## [TASK OBJECTIVE]
Emit the data below verbatim, stripping out any pictures.

## [LISTED ENTRIES]
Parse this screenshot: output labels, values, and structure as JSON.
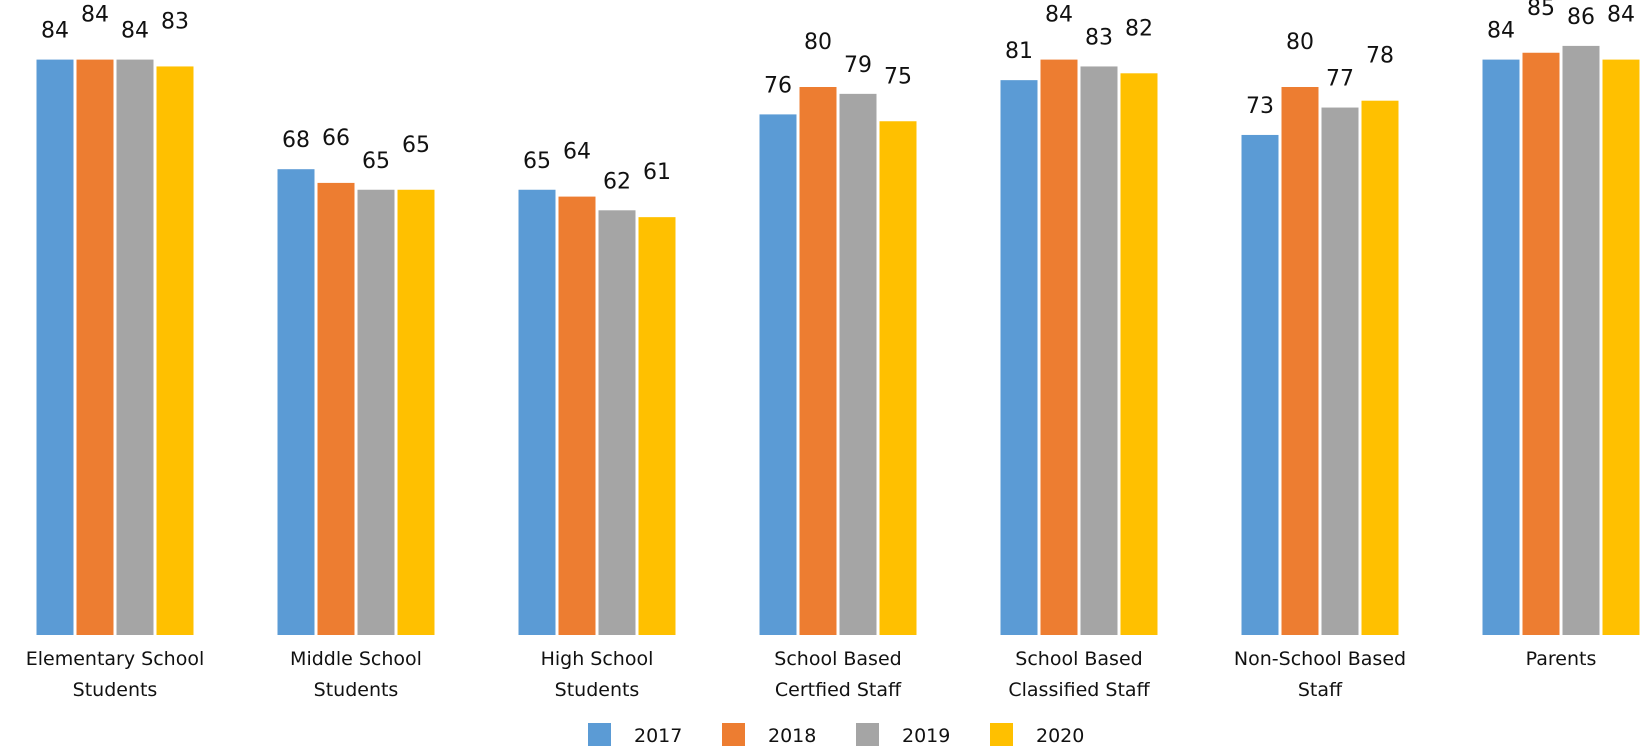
{
  "chart_data": {
    "type": "bar",
    "title": "",
    "xlabel": "",
    "ylabel": "",
    "categories": [
      [
        "Elementary School",
        "Students"
      ],
      [
        "Middle School",
        "Students"
      ],
      [
        "High School",
        "Students"
      ],
      [
        "School Based",
        "Certfied Staff"
      ],
      [
        "School Based",
        "Classified Staff"
      ],
      [
        "Non-School Based",
        "Staff"
      ],
      [
        "Parents"
      ]
    ],
    "series": [
      {
        "name": "2017",
        "color": "#5B9BD5",
        "values": [
          84,
          68,
          65,
          76,
          81,
          73,
          84
        ]
      },
      {
        "name": "2018",
        "color": "#ED7D31",
        "values": [
          84,
          66,
          64,
          80,
          84,
          80,
          85
        ]
      },
      {
        "name": "2019",
        "color": "#A5A5A5",
        "values": [
          84,
          65,
          62,
          79,
          83,
          77,
          86
        ]
      },
      {
        "name": "2020",
        "color": "#FFC000",
        "values": [
          83,
          65,
          61,
          75,
          82,
          78,
          84
        ]
      }
    ],
    "ylim": [
      0,
      92
    ],
    "grid": false,
    "legend": "bottom-center"
  }
}
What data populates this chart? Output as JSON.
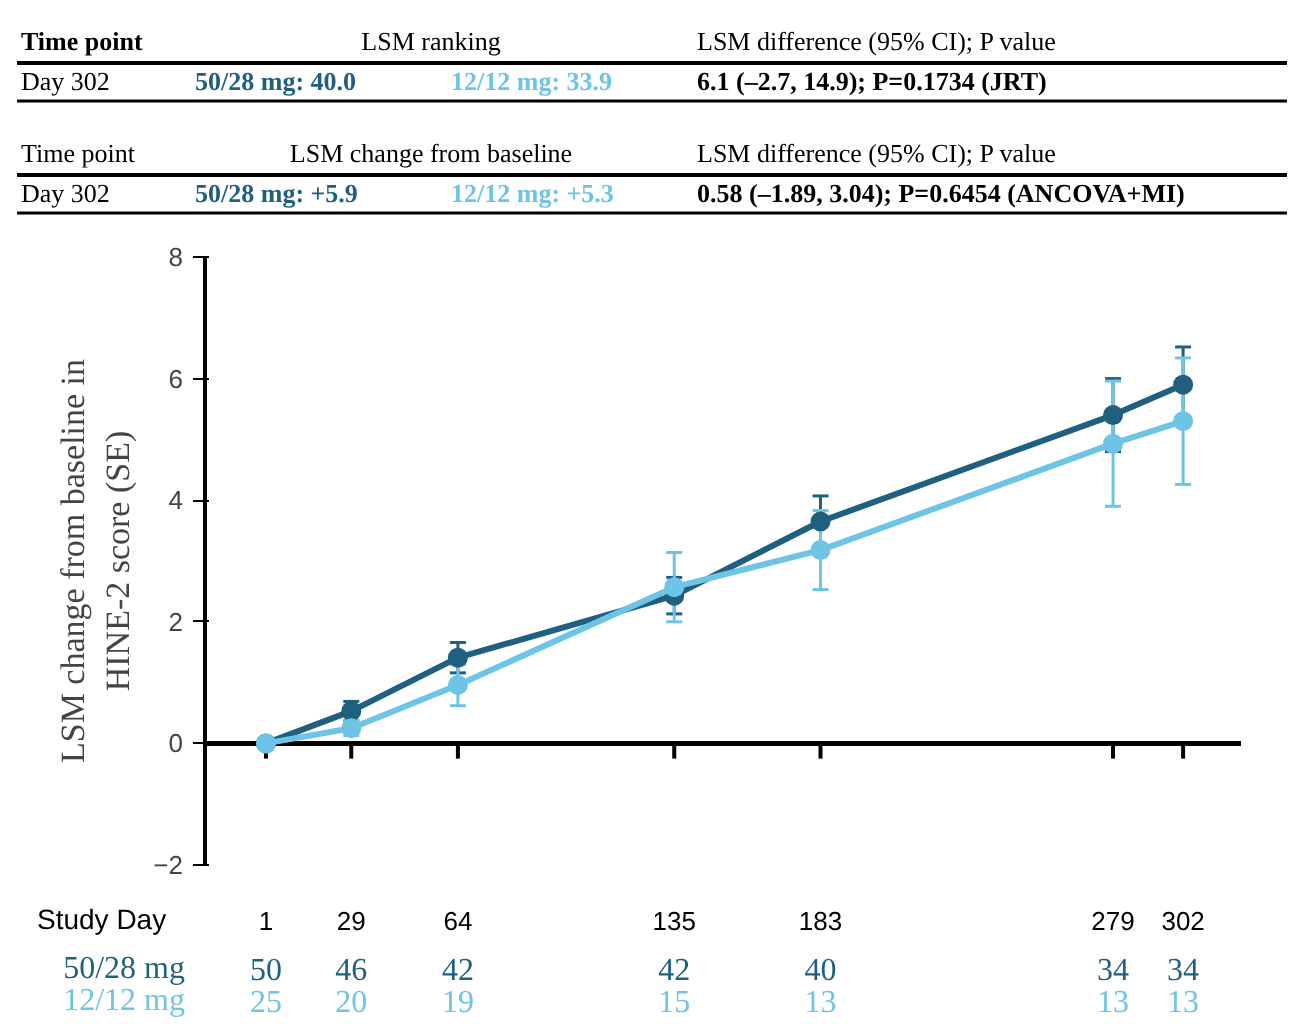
{
  "chart_data": {
    "type": "line",
    "xlabel": "Study Day",
    "ylabel": "LSM change from baseline in\nHINE-2 score (SE)",
    "x": [
      1,
      29,
      64,
      135,
      183,
      279,
      302
    ],
    "xlim": [
      -19,
      321
    ],
    "xticks": [
      1,
      29,
      64,
      135,
      183,
      279,
      302
    ],
    "ylim": [
      -2,
      8
    ],
    "yticks": [
      -2,
      0,
      2,
      4,
      6,
      8
    ],
    "marker": "circle",
    "line_style": "solid",
    "series": [
      {
        "name": "50/28 mg",
        "color": "#1f5f80",
        "values": [
          0,
          0.53,
          1.41,
          2.43,
          3.65,
          5.4,
          5.9
        ],
        "errors": [
          null,
          0.16,
          0.25,
          0.3,
          0.42,
          0.6,
          0.62
        ]
      },
      {
        "name": "12/12 mg",
        "color": "#6ec4e6",
        "values": [
          0,
          0.25,
          0.96,
          2.57,
          3.18,
          4.93,
          5.3
        ],
        "errors": [
          null,
          0.12,
          0.34,
          0.57,
          0.65,
          1.03,
          1.04
        ]
      }
    ],
    "annotations": [
      "Time point",
      "LSM ranking",
      "LSM difference (95% CI); P value",
      "Day 302",
      "50/28 mg: 40.0",
      "12/12 mg: 33.9",
      "6.1 (–2.7, 14.9); P=0.1734 (JRT)",
      "Time point",
      "LSM change from baseline",
      "LSM difference (95% CI); P value",
      "Day 302",
      "50/28 mg: +5.9",
      "12/12 mg: +5.3",
      "0.58 (–1.89, 3.04); P=0.6454 (ANCOVA+MI)",
      "50",
      "46",
      "42",
      "42",
      "40",
      "34",
      "34",
      "25",
      "20",
      "19",
      "15",
      "13",
      "13",
      "13"
    ]
  }
}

## [REPLY TO THE EXERCISE]
Parse this screenshot: output labels, values, and structure as JSON.
{
  "chart_data": {
    "type": "bar",
    "title": "",
    "xlabel": "",
    "ylabel": "",
    "categories": [
      [
        "Elementary School",
        "Students"
      ],
      [
        "Middle School",
        "Students"
      ],
      [
        "High School",
        "Students"
      ],
      [
        "School Based",
        "Certfied Staff"
      ],
      [
        "School Based",
        "Classified Staff"
      ],
      [
        "Non-School Based",
        "Staff"
      ],
      [
        "Parents"
      ]
    ],
    "series": [
      {
        "name": "2017",
        "color": "#5B9BD5",
        "values": [
          84,
          68,
          65,
          76,
          81,
          73,
          84
        ]
      },
      {
        "name": "2018",
        "color": "#ED7D31",
        "values": [
          84,
          66,
          64,
          80,
          84,
          80,
          85
        ]
      },
      {
        "name": "2019",
        "color": "#A5A5A5",
        "values": [
          84,
          65,
          62,
          79,
          83,
          77,
          86
        ]
      },
      {
        "name": "2020",
        "color": "#FFC000",
        "values": [
          83,
          65,
          61,
          75,
          82,
          78,
          84
        ]
      }
    ],
    "ylim": [
      0,
      92
    ],
    "grid": false,
    "legend": "bottom-center"
  }
}
What data populates this chart? Output as JSON.
{
  "chart_data": {
    "type": "line",
    "xlabel": "Study Day",
    "ylabel": "LSM change from baseline in\nHINE-2 score (SE)",
    "x": [
      1,
      29,
      64,
      135,
      183,
      279,
      302
    ],
    "xlim": [
      -19,
      321
    ],
    "xticks": [
      1,
      29,
      64,
      135,
      183,
      279,
      302
    ],
    "ylim": [
      -2,
      8
    ],
    "yticks": [
      -2,
      0,
      2,
      4,
      6,
      8
    ],
    "marker": "circle",
    "line_style": "solid",
    "series": [
      {
        "name": "50/28 mg",
        "color": "#1f5f80",
        "values": [
          0,
          0.53,
          1.41,
          2.43,
          3.65,
          5.4,
          5.9
        ],
        "errors": [
          null,
          0.16,
          0.25,
          0.3,
          0.42,
          0.6,
          0.62
        ]
      },
      {
        "name": "12/12 mg",
        "color": "#6ec4e6",
        "values": [
          0,
          0.25,
          0.96,
          2.57,
          3.18,
          4.93,
          5.3
        ],
        "errors": [
          null,
          0.12,
          0.34,
          0.57,
          0.65,
          1.03,
          1.04
        ]
      }
    ],
    "annotations": [
      "Time point",
      "LSM ranking",
      "LSM difference (95% CI); P value",
      "Day 302",
      "50/28 mg: 40.0",
      "12/12 mg: 33.9",
      "6.1 (–2.7, 14.9); P=0.1734 (JRT)",
      "Time point",
      "LSM change from baseline",
      "LSM difference (95% CI); P value",
      "Day 302",
      "50/28 mg: +5.9",
      "12/12 mg: +5.3",
      "0.58 (–1.89, 3.04); P=0.6454 (ANCOVA+MI)",
      "50",
      "46",
      "42",
      "42",
      "40",
      "34",
      "34",
      "25",
      "20",
      "19",
      "15",
      "13",
      "13",
      "13"
    ]
  }
}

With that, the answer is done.